▸ **REQUEST**: Count how many lines hold the word "store" and give that number as the whole answer.

▸ **DATA PROVIDED**:
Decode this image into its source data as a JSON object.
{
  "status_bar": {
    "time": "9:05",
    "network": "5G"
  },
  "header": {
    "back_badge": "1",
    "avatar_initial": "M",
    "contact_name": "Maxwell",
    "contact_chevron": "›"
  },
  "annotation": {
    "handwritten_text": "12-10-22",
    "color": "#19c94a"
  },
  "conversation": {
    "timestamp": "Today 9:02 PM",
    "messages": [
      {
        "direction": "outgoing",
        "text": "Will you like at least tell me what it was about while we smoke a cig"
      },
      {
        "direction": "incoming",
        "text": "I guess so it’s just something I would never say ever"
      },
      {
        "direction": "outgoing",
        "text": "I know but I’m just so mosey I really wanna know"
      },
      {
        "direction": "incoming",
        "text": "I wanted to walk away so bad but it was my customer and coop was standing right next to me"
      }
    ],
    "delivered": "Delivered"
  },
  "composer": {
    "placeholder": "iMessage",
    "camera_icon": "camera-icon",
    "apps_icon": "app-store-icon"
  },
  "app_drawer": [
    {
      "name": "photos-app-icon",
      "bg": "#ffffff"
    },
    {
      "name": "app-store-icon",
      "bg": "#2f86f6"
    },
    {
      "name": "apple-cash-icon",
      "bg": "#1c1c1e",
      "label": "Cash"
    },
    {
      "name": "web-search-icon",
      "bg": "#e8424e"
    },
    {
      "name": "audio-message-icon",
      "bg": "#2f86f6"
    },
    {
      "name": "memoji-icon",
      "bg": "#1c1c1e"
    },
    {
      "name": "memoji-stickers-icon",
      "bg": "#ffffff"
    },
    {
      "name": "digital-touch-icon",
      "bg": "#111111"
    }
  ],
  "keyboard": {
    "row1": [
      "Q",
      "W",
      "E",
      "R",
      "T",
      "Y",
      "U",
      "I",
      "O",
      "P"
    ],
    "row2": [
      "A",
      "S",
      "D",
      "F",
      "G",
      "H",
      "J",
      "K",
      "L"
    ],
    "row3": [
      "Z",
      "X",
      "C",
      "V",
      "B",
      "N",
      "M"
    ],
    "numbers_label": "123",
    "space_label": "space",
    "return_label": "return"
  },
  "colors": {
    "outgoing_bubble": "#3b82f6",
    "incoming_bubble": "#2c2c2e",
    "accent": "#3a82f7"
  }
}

▸ **RESULT**: 2